▶ [Stated exercise]: Search the listing for the string "anjg" and copy every line that contains it.
-- Start Data entries --
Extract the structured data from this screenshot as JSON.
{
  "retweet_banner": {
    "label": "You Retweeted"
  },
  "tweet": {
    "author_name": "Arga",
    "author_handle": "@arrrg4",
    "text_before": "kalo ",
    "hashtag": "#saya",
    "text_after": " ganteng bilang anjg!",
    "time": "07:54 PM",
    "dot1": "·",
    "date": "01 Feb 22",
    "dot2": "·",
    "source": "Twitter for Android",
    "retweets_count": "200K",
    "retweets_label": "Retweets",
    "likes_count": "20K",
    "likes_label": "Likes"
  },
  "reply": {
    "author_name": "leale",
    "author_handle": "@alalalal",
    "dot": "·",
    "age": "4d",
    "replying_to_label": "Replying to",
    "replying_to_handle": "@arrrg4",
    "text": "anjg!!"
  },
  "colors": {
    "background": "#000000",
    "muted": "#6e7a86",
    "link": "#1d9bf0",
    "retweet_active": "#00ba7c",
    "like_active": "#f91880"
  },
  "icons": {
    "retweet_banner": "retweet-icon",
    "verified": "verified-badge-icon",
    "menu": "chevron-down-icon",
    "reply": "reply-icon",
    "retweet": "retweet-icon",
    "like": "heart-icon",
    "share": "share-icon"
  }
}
-- End Data entries --
-- Start Data entries --
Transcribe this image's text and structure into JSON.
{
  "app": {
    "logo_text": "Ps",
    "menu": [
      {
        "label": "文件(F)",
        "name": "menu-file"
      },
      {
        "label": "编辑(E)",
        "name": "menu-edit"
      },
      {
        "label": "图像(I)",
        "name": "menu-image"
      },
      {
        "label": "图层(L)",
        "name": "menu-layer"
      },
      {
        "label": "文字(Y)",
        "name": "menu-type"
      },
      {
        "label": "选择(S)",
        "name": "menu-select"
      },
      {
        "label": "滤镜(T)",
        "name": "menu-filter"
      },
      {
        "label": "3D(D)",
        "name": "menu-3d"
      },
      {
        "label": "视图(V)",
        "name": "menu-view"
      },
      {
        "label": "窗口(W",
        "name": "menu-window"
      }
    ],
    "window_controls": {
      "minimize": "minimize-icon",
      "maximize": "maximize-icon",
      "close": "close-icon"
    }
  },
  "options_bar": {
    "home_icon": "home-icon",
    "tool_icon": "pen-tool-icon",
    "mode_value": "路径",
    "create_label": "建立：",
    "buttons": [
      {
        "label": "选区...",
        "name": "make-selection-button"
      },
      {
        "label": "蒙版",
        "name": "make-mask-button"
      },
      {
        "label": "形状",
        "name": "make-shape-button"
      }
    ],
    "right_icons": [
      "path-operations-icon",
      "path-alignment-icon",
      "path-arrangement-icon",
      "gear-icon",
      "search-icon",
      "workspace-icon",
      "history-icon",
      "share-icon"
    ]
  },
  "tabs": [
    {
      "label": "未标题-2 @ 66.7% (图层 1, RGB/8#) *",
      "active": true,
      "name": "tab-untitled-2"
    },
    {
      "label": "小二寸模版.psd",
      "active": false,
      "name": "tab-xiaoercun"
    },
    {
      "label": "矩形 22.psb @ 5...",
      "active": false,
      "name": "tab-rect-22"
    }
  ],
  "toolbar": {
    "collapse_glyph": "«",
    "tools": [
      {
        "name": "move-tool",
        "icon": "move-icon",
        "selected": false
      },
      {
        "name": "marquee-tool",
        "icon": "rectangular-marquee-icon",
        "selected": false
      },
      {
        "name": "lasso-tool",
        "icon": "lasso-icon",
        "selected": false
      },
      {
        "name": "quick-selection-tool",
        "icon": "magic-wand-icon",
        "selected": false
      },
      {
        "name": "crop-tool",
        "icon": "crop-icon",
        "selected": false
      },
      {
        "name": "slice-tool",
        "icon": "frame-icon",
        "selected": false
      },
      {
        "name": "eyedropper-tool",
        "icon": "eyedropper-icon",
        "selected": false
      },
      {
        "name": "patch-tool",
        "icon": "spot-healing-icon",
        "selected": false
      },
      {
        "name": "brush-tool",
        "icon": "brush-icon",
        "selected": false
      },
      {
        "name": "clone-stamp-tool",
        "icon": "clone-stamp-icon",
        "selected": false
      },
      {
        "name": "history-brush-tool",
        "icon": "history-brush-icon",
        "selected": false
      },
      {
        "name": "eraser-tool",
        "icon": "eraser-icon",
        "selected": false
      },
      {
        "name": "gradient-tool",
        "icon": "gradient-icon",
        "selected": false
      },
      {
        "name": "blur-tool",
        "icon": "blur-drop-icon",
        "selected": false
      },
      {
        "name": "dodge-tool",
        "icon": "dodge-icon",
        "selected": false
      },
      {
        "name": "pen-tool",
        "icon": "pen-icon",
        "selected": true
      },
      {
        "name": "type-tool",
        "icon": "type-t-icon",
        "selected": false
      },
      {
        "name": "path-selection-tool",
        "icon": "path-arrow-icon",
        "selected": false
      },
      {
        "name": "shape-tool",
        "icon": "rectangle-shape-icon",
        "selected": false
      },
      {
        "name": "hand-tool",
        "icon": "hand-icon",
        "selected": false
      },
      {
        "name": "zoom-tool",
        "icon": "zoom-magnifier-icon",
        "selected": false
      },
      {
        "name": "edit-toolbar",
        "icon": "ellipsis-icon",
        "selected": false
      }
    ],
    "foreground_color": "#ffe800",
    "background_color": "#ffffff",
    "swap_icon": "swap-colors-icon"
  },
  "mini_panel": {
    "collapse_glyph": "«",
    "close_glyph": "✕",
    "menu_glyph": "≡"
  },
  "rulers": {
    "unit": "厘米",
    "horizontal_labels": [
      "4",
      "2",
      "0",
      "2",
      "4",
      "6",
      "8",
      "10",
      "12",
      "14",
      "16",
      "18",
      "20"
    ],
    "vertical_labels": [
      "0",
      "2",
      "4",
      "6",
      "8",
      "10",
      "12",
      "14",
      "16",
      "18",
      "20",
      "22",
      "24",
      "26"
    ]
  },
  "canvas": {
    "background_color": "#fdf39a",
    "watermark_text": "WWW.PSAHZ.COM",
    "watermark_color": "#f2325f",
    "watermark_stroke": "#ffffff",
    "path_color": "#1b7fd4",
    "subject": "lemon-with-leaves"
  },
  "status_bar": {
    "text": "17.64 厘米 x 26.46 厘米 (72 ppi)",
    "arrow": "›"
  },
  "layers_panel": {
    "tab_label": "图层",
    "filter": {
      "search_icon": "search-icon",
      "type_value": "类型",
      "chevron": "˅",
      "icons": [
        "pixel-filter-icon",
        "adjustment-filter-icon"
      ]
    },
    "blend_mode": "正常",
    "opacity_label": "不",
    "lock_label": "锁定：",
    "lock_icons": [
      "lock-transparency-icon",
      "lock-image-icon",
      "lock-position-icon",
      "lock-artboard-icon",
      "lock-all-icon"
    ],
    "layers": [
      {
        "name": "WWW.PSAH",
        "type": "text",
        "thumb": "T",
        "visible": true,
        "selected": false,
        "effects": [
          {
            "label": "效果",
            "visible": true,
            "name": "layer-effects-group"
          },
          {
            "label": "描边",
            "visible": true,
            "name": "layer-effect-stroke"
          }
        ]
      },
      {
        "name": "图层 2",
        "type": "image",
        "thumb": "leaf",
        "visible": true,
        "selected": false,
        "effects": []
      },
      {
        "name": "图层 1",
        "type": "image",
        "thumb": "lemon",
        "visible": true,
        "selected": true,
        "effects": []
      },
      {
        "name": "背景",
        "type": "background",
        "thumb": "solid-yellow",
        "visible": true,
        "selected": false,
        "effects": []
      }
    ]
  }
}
-- End Data entries --
-- Start Data entries --
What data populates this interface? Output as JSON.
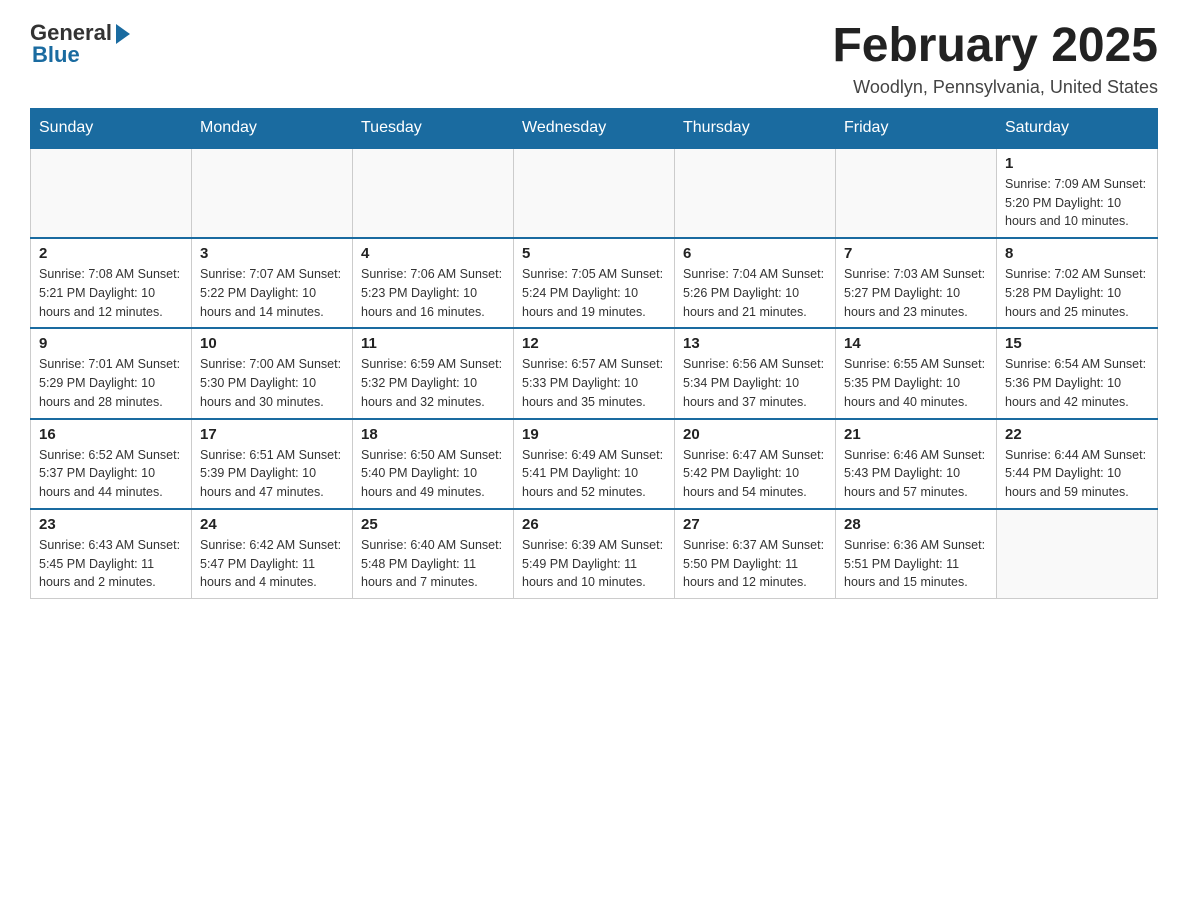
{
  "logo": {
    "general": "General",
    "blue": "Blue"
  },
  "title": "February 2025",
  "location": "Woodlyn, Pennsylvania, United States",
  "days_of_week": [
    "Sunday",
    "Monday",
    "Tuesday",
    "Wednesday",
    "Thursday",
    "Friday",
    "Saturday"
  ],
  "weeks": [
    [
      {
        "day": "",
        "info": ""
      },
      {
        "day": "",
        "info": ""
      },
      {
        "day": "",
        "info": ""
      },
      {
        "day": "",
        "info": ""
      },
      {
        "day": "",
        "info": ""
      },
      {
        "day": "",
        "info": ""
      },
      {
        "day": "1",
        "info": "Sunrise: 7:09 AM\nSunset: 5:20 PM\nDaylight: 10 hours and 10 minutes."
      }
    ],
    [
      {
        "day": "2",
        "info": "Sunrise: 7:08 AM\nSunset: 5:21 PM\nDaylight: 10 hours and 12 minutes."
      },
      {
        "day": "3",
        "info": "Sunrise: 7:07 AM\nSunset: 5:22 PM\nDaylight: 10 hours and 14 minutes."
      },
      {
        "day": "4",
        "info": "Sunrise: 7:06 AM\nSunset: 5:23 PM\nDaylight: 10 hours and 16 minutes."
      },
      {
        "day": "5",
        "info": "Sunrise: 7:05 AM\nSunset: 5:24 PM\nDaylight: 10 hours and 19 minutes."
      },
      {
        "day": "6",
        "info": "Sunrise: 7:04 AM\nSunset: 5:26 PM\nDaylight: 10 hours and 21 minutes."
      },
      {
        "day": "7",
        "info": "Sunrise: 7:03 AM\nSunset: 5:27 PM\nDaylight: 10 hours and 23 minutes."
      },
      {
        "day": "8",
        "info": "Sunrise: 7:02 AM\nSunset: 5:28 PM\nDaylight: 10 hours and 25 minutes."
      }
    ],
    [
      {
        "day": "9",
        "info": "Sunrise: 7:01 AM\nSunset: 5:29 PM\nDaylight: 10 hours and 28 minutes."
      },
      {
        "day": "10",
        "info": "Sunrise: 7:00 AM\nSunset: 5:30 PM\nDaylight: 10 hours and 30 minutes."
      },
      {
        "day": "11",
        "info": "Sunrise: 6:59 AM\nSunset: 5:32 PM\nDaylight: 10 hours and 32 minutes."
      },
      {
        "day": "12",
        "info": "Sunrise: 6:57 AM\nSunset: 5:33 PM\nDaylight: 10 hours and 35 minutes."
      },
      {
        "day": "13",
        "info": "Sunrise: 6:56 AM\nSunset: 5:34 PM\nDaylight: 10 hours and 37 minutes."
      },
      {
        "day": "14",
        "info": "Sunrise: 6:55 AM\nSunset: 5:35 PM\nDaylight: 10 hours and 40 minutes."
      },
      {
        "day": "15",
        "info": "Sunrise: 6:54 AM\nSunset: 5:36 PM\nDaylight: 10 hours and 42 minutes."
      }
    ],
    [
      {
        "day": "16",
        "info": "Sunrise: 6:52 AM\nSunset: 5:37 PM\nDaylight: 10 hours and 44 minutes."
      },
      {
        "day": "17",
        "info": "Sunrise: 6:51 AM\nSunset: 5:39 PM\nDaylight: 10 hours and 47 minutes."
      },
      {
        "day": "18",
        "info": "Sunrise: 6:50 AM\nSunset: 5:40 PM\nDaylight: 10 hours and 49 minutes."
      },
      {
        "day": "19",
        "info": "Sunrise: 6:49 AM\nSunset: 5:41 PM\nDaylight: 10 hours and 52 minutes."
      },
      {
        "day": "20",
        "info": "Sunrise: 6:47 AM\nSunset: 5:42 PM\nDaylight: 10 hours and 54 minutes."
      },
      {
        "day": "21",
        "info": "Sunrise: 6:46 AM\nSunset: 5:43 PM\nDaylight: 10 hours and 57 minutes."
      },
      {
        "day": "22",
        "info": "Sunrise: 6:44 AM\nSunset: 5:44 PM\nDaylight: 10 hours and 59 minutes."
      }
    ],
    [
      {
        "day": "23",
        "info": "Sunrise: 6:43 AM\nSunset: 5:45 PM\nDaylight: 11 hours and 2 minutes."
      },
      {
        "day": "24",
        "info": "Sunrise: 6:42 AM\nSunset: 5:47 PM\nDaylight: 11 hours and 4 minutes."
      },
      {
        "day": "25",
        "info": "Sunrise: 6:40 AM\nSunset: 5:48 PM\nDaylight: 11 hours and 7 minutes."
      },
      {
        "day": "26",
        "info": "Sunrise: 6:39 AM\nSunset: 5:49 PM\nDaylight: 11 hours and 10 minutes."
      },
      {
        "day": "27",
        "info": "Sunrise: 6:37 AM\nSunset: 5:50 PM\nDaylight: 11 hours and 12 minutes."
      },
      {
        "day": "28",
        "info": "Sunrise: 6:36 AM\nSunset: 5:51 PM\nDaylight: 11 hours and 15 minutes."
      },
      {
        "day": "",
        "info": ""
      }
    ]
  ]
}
-- End Data entries --
▶ [Solution for this task]:
    "text_after": " ganteng bilang anjg!",
    "text": "anjg!!"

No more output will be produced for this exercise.